— Begin STORED RECORDS —

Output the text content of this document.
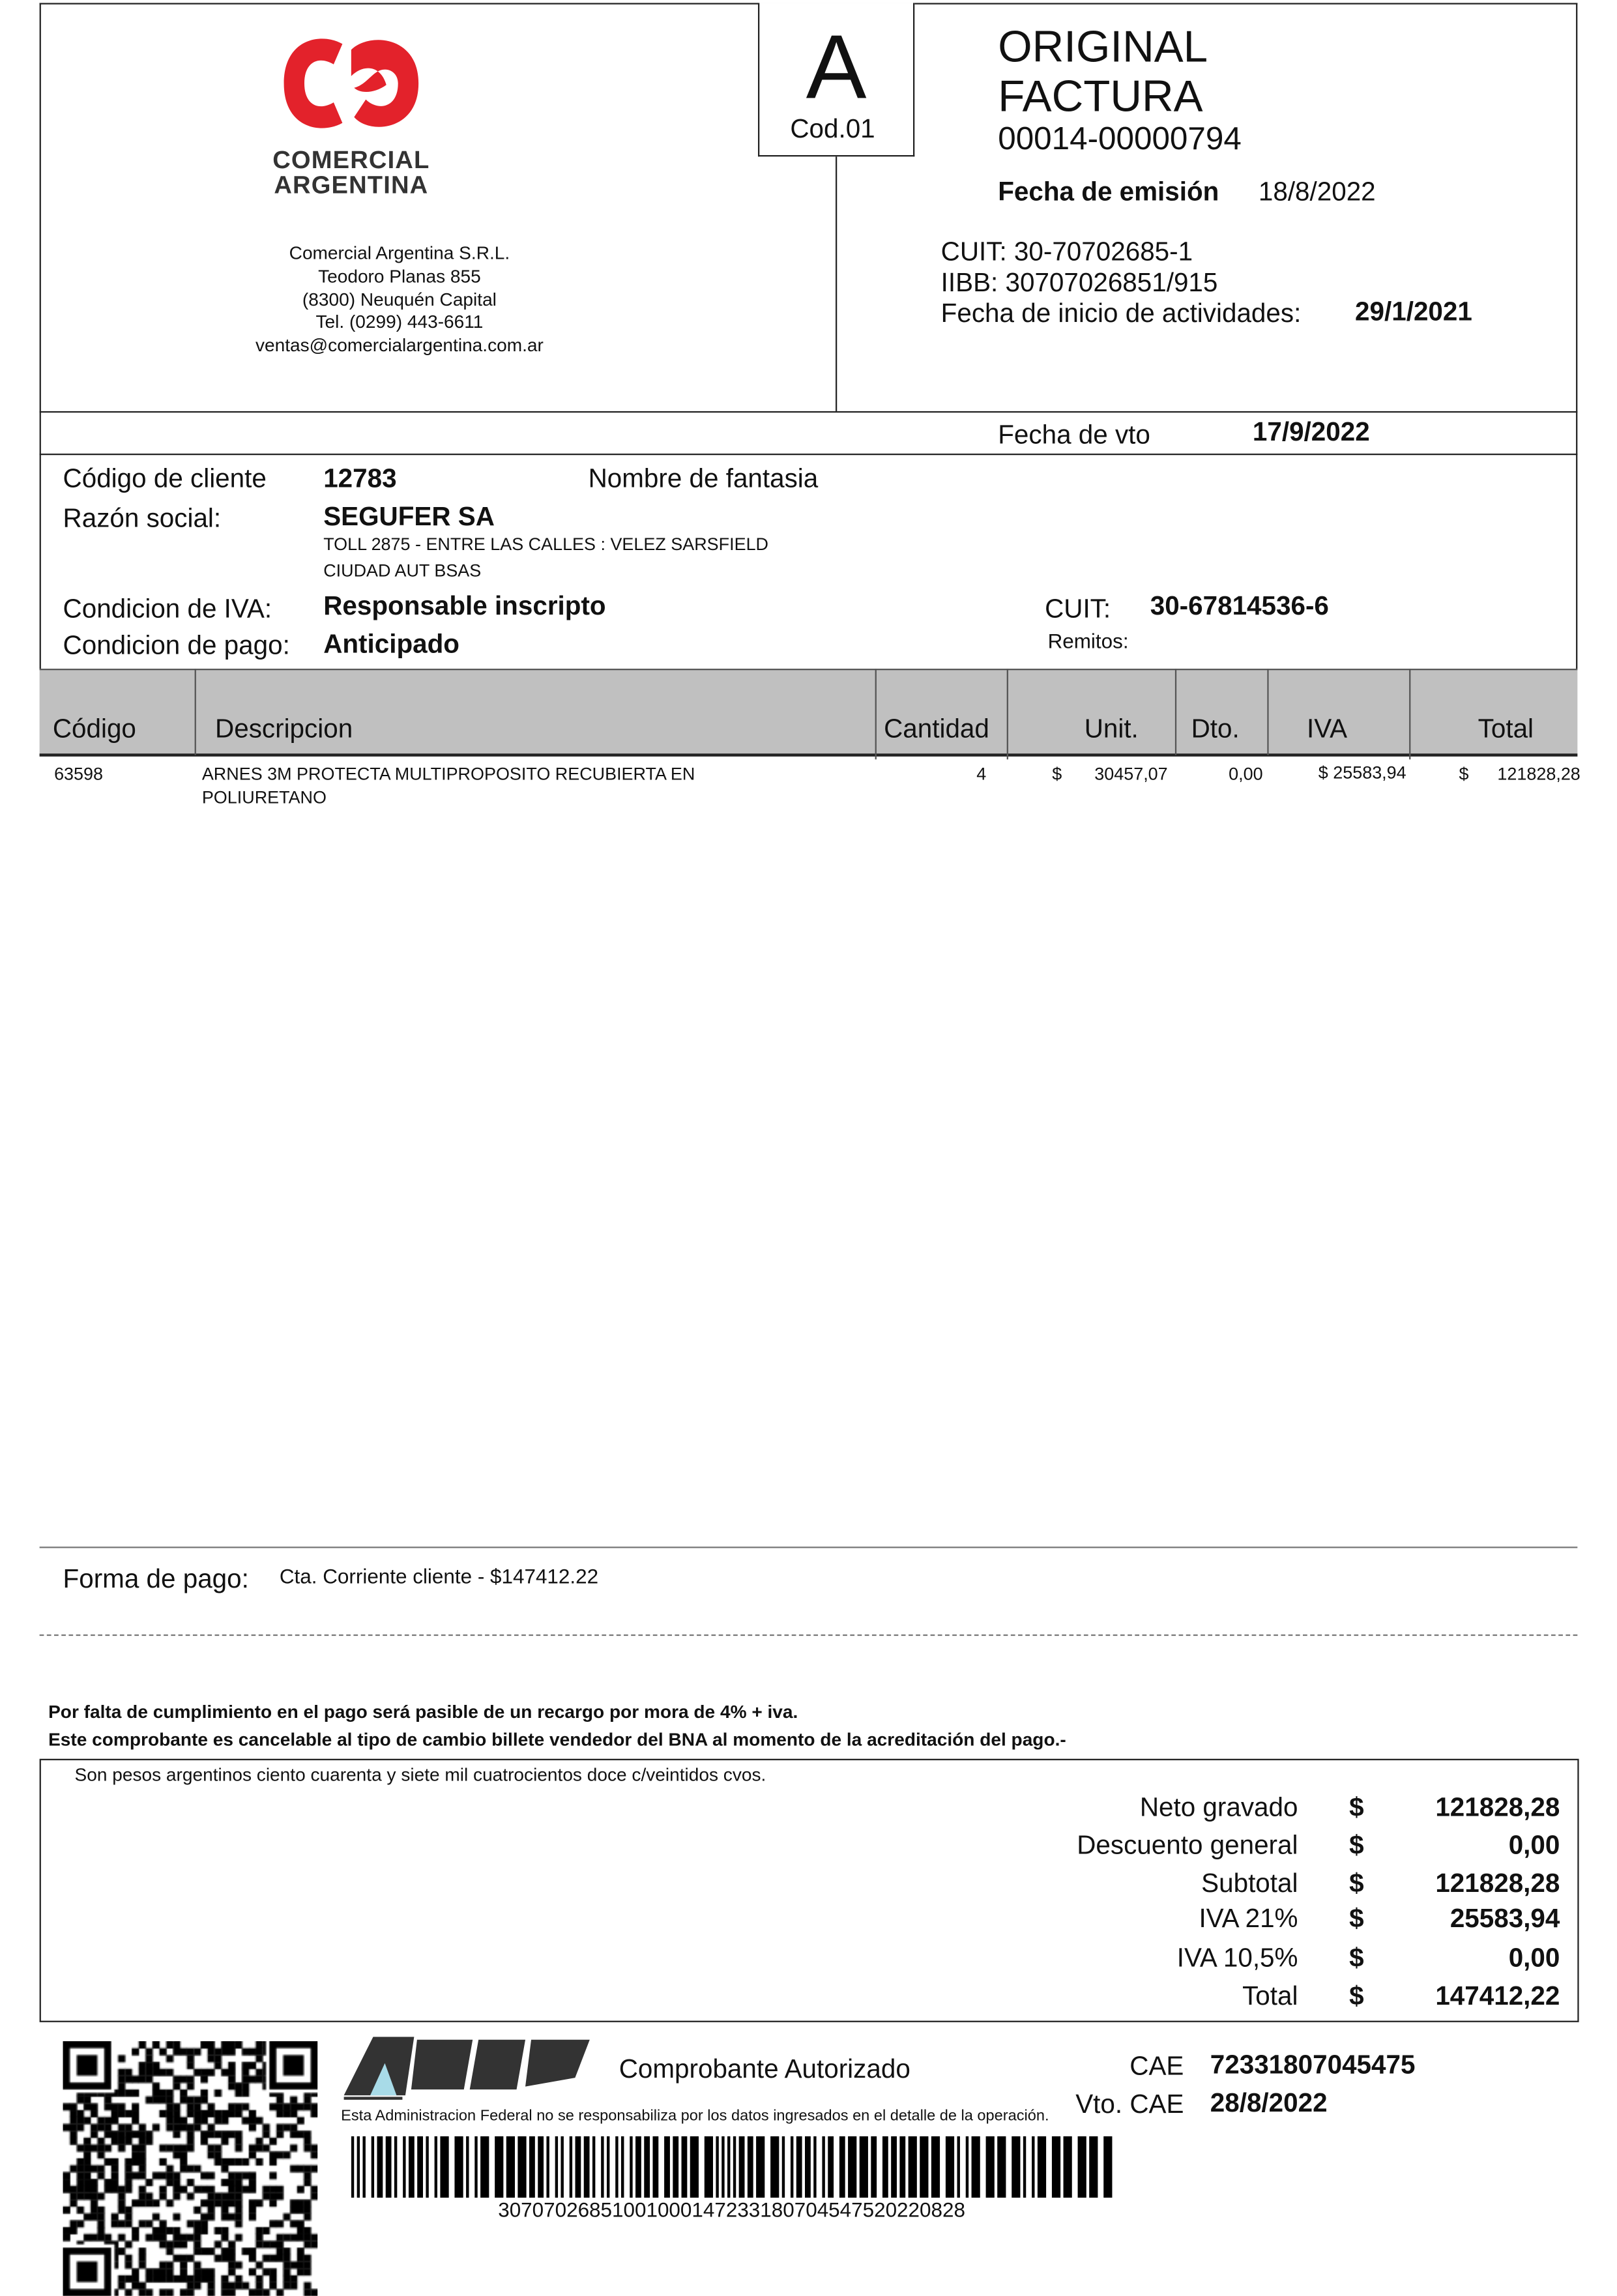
A
Cod.01
COMERCIAL
ARGENTINA
Comercial Argentina S.R.L.
Teodoro Planas 855
(8300) Neuquén Capital
Tel. (0299) 443-6611
ventas@comercialargentina.com.ar
ORIGINAL
FACTURA
00014-00000794
Fecha de emisión	18/8/2022
CUIT: 30-70702685-1
IIBB: 30707026851/915
Fecha de inicio de actividades:	29/1/2021
Fecha de vto	17/9/2022
Código de cliente	12783	Nombre de fantasia
Razón social:	SEGUFER SA
TOLL 2875 - ENTRE LAS CALLES : VELEZ SARSFIELD
CIUDAD AUT BSAS
Condicion de IVA:	Responsable inscripto
Condicion de pago:	Anticipado
CUIT:	30-67814536-6
Remitos:
Código	Descripcion	Cantidad	Unit.	Dto.	IVA	Total
63598	ARNES 3M PROTECTA MULTIPROPOSITO RECUBIERTA EN
POLIURETANO
4	$	30457,07	0,00	$ 25583,94	$	121828,28
Forma de pago:	Cta. Corriente cliente - $147412.22
Por falta de cumplimiento en el pago será pasible de un recargo por mora de 4% + iva.
Este comprobante es cancelable al tipo de cambio billete vendedor del BNA al momento de la acreditación del pago.-
Son pesos argentinos ciento cuarenta y siete mil cuatrocientos doce c/veintidos cvos.
Neto gravado	$	121828,28
Descuento general	$	0,00
Subtotal	$	121828,28
IVA 21%	$	25583,94
IVA 10,5%	$	0,00
Total	$	147412,22
Comprobante Autorizado
Esta Administracion Federal no se responsabiliza por los datos ingresados en el detalle de la operación.
CAE 72331807045475
Vto. CAE 28/8/2022
30707026851001000147233180704547520220828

— End STORED RECORDS —

§ WHAT IS ASKED
Where a line holds the string "CUIT", copy that line.

§ RESULT OF THIS EXERCISE
CUIT: 30-70702685-1
CUIT:	30-67814536-6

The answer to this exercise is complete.